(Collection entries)
===============
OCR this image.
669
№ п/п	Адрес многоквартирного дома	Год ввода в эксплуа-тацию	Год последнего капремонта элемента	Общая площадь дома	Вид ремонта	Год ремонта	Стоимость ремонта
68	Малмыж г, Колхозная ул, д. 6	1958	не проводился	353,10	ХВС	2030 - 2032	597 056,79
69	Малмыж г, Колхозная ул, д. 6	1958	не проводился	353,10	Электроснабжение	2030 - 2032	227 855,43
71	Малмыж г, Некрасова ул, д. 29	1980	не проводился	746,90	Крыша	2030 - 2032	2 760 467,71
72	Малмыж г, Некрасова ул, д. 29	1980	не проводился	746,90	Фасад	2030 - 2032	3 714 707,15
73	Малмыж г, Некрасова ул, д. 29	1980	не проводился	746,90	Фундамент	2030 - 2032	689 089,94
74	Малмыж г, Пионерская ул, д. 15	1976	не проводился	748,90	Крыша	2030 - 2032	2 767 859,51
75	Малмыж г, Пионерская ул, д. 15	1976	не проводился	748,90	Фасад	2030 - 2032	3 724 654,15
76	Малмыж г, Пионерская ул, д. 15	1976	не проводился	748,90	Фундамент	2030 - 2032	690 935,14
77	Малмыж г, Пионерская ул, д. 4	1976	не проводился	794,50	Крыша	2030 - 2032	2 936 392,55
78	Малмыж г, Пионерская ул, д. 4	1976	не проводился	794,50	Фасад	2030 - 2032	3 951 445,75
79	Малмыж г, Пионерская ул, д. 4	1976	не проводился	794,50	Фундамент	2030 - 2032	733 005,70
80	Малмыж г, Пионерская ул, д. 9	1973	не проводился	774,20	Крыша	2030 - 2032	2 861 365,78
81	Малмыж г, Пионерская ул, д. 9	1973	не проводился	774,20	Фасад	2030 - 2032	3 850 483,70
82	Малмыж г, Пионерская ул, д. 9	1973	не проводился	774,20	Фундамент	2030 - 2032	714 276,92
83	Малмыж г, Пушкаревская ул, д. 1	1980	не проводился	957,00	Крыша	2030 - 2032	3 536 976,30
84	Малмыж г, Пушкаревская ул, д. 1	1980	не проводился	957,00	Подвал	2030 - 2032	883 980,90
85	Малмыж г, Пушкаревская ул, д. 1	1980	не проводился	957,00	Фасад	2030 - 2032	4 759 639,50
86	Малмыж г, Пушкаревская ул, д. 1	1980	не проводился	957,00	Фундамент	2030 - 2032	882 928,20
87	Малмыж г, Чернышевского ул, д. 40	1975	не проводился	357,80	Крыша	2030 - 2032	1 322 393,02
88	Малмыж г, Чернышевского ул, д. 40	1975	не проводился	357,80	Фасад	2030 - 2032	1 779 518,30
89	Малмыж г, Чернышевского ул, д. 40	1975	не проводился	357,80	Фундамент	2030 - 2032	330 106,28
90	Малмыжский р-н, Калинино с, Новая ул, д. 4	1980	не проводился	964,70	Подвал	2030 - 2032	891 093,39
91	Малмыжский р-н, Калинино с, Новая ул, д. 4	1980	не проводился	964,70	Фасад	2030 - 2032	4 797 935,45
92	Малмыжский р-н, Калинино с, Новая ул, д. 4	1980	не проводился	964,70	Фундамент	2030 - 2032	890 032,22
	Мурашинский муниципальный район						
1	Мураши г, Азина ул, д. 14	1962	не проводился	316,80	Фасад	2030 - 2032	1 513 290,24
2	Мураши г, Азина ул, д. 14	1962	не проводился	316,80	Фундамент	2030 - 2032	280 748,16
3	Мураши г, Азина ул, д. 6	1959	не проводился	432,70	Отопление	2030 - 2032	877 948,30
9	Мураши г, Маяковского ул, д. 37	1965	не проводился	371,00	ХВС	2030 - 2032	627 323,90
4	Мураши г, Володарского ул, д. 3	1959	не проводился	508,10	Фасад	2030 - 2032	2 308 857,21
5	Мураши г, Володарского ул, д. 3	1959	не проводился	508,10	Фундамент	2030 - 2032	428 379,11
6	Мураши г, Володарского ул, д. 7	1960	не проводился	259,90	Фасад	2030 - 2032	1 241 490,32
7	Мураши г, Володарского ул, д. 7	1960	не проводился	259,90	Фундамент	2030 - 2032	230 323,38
===============
Every record shown above should be written out again exactly.

* FINISHED TASK *
OCR this image.
669
№ п/п	Адрес многоквартирного дома	Год ввода в эксплуа-тацию	Год последнего капремонта элемента	Общая площадь дома	Вид ремонта	Год ремонта	Стоимость ремонта
68	Малмыж г, Колхозная ул, д. 6	1958	не проводился	353,10	ХВС	2030 - 2032	597 056,79
69	Малмыж г, Колхозная ул, д. 6	1958	не проводился	353,10	Электроснабжение	2030 - 2032	227 855,43
71	Малмыж г, Некрасова ул, д. 29	1980	не проводился	746,90	Крыша	2030 - 2032	2 760 467,71
72	Малмыж г, Некрасова ул, д. 29	1980	не проводился	746,90	Фасад	2030 - 2032	3 714 707,15
73	Малмыж г, Некрасова ул, д. 29	1980	не проводился	746,90	Фундамент	2030 - 2032	689 089,94
74	Малмыж г, Пионерская ул, д. 15	1976	не проводился	748,90	Крыша	2030 - 2032	2 767 859,51
75	Малмыж г, Пионерская ул, д. 15	1976	не проводился	748,90	Фасад	2030 - 2032	3 724 654,15
76	Малмыж г, Пионерская ул, д. 15	1976	не проводился	748,90	Фундамент	2030 - 2032	690 935,14
77	Малмыж г, Пионерская ул, д. 4	1976	не проводился	794,50	Крыша	2030 - 2032	2 936 392,55
78	Малмыж г, Пионерская ул, д. 4	1976	не проводился	794,50	Фасад	2030 - 2032	3 951 445,75
79	Малмыж г, Пионерская ул, д. 4	1976	не проводился	794,50	Фундамент	2030 - 2032	733 005,70
80	Малмыж г, Пионерская ул, д. 9	1973	не проводился	774,20	Крыша	2030 - 2032	2 861 365,78
81	Малмыж г, Пионерская ул, д. 9	1973	не проводился	774,20	Фасад	2030 - 2032	3 850 483,70
82	Малмыж г, Пионерская ул, д. 9	1973	не проводился	774,20	Фундамент	2030 - 2032	714 276,92
83	Малмыж г, Пушкаревская ул, д. 1	1980	не проводился	957,00	Крыша	2030 - 2032	3 536 976,30
84	Малмыж г, Пушкаревская ул, д. 1	1980	не проводился	957,00	Подвал	2030 - 2032	883 980,90
85	Малмыж г, Пушкаревская ул, д. 1	1980	не проводился	957,00	Фасад	2030 - 2032	4 759 639,50
86	Малмыж г, Пушкаревская ул, д. 1	1980	не проводился	957,00	Фундамент	2030 - 2032	882 928,20
87	Малмыж г, Чернышевского ул, д. 40	1975	не проводился	357,80	Крыша	2030 - 2032	1 322 393,02
88	Малмыж г, Чернышевского ул, д. 40	1975	не проводился	357,80	Фасад	2030 - 2032	1 779 518,30
89	Малмыж г, Чернышевского ул, д. 40	1975	не проводился	357,80	Фундамент	2030 - 2032	330 106,28
90	Малмыжский р-н, Калинино с, Новая ул, д. 4	1980	не проводился	964,70	Подвал	2030 - 2032	891 093,39
91	Малмыжский р-н, Калинино с, Новая ул, д. 4	1980	не проводился	964,70	Фасад	2030 - 2032	4 797 935,45
92	Малмыжский р-н, Калинино с, Новая ул, д. 4	1980	не проводился	964,70	Фундамент	2030 - 2032	890 032,22
	Мурашинский муниципальный район						
1	Мураши г, Азина ул, д. 14	1962	не проводился	316,80	Фасад	2030 - 2032	1 513 290,24
2	Мураши г, Азина ул, д. 14	1962	не проводился	316,80	Фундамент	2030 - 2032	280 748,16
3	Мураши г, Азина ул, д. 6	1959	не проводился	432,70	Отопление	2030 - 2032	877 948,30
9	Мураши г, Маяковского ул, д. 37	1965	не проводился	371,00	ХВС	2030 - 2032	627 323,90
4	Мураши г, Володарского ул, д. 3	1959	не проводился	508,10	Фасад	2030 - 2032	2 308 857,21
5	Мураши г, Володарского ул, д. 3	1959	не проводился	508,10	Фундамент	2030 - 2032	428 379,11
6	Мураши г, Володарского ул, д. 7	1960	не проводился	259,90	Фасад	2030 - 2032	1 241 490,32
7	Мураши г, Володарского ул, д. 7	1960	не проводился	259,90	Фундамент	2030 - 2032	230 323,38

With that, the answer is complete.